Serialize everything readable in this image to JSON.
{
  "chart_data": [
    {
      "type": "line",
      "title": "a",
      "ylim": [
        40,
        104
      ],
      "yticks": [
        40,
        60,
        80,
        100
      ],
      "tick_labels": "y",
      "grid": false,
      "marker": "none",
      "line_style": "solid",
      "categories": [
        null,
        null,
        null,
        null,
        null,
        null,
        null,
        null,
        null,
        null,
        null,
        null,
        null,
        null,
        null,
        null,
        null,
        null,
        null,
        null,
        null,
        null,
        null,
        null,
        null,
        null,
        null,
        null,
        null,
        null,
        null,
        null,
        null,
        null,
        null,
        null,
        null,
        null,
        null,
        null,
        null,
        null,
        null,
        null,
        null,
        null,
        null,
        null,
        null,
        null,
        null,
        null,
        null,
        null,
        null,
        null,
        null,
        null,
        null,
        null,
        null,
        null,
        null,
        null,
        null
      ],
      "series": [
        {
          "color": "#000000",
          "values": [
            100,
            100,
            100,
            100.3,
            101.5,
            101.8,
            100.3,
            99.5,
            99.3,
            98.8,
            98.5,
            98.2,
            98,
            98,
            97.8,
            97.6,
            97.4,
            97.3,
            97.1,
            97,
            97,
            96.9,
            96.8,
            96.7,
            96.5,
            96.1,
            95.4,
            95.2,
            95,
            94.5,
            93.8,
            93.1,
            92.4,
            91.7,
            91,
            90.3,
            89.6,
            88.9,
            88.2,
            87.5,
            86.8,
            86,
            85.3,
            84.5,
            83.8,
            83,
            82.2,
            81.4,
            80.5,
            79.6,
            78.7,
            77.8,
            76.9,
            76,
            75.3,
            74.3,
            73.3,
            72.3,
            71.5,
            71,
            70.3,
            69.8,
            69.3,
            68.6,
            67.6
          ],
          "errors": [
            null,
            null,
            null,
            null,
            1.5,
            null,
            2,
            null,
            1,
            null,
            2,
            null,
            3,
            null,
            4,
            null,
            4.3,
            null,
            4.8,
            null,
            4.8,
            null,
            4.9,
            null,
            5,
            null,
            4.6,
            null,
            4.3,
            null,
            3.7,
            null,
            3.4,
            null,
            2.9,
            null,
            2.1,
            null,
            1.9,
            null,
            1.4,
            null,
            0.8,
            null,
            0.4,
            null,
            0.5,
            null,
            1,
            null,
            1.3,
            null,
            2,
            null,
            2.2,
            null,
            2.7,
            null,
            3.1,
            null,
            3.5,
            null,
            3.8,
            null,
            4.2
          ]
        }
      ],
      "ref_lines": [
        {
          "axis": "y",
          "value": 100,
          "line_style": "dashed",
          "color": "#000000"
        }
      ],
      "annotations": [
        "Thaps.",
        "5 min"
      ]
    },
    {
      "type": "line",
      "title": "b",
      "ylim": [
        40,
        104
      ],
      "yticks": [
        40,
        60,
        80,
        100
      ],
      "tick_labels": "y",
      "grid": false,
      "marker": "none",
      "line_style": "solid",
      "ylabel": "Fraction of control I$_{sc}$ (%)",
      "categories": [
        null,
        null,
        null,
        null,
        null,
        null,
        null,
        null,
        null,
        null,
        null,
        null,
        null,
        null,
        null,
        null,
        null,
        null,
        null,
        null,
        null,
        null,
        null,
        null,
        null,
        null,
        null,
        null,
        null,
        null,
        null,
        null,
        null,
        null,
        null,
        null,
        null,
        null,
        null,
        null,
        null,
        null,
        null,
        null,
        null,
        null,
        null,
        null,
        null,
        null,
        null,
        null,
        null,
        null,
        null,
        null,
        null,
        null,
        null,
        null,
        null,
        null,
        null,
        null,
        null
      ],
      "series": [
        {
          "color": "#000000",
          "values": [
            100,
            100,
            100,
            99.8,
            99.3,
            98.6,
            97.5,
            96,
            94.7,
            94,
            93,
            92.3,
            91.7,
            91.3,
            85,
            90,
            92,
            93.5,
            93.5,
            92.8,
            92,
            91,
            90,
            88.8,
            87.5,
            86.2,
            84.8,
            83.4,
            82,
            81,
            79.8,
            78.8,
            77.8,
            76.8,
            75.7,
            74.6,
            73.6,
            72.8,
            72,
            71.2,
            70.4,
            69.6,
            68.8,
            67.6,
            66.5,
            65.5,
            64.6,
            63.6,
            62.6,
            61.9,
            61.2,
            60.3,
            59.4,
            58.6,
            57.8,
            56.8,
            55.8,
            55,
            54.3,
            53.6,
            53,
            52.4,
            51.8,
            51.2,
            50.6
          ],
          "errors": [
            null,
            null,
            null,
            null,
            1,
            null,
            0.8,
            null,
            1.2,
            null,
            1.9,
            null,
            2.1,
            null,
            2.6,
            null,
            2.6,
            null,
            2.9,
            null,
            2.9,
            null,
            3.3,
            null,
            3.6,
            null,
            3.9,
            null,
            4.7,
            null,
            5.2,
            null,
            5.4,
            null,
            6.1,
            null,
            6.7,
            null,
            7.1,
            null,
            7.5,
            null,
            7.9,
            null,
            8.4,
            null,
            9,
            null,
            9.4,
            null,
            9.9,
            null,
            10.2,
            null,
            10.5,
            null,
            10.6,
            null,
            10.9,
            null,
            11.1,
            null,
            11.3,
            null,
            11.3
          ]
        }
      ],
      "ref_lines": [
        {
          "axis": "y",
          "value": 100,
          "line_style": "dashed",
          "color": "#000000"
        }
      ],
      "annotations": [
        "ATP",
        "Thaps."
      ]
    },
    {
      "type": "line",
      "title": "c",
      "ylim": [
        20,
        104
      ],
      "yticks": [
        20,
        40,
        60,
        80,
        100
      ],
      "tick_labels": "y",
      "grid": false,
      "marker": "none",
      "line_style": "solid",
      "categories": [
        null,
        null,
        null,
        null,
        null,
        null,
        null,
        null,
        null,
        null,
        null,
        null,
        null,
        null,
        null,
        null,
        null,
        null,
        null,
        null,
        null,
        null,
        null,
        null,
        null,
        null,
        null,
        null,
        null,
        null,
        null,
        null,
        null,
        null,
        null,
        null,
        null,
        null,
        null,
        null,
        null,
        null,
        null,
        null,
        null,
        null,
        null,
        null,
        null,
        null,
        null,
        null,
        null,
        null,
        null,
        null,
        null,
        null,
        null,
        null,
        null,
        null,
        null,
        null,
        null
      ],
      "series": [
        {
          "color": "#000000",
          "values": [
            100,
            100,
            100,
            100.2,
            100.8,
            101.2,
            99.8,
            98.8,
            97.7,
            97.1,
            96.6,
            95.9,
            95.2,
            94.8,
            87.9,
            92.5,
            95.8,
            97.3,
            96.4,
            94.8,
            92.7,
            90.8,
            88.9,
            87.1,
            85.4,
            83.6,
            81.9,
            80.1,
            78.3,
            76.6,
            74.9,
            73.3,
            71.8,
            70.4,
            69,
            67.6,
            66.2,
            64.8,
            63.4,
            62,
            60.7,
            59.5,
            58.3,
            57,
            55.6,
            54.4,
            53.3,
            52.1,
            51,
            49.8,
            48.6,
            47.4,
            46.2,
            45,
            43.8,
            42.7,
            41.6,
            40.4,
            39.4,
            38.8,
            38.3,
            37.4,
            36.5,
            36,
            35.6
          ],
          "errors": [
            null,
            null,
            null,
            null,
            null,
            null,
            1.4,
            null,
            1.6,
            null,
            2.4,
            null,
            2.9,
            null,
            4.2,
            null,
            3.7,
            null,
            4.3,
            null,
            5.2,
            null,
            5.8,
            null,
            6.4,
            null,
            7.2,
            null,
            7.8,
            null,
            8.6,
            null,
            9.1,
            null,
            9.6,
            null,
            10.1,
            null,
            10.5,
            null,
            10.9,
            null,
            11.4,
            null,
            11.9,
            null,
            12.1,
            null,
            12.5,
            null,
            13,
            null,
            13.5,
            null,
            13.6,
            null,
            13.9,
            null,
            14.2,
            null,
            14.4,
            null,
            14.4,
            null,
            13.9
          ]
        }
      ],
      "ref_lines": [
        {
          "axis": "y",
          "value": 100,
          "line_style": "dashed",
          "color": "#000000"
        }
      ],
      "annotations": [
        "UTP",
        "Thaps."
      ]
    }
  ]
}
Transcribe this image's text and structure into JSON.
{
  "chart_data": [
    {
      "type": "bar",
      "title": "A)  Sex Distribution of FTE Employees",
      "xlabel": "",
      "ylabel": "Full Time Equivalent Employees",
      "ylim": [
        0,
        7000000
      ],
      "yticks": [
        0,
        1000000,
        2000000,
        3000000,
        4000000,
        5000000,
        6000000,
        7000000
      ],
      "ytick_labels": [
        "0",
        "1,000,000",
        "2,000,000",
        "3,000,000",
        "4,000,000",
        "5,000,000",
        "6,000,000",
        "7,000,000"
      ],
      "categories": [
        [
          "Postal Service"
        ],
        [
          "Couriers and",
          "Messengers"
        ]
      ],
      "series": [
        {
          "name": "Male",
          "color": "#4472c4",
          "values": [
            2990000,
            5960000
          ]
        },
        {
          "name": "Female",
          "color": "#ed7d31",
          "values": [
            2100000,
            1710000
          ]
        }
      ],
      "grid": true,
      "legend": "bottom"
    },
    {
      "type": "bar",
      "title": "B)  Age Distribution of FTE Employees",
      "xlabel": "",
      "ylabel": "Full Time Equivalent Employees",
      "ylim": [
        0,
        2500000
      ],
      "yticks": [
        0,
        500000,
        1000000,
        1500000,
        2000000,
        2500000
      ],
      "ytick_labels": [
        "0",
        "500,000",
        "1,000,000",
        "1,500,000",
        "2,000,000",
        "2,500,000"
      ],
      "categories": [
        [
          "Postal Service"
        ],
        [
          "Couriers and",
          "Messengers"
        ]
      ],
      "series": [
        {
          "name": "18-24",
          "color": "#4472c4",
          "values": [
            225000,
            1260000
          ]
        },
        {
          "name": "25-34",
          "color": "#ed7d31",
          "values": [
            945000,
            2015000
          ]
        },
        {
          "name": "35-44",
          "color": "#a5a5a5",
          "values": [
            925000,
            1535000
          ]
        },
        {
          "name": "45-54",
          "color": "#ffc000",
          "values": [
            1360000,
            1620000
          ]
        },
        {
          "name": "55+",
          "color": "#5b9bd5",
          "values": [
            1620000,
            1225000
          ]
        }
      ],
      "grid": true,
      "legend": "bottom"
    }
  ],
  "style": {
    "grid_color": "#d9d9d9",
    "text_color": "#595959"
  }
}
= = =
#### [Request]
Gather each line in the entries above where the string "image" is found.

#### [Reply]
Serialize everything readable in this image to JSON.
Transcribe this image's text and structure into JSON.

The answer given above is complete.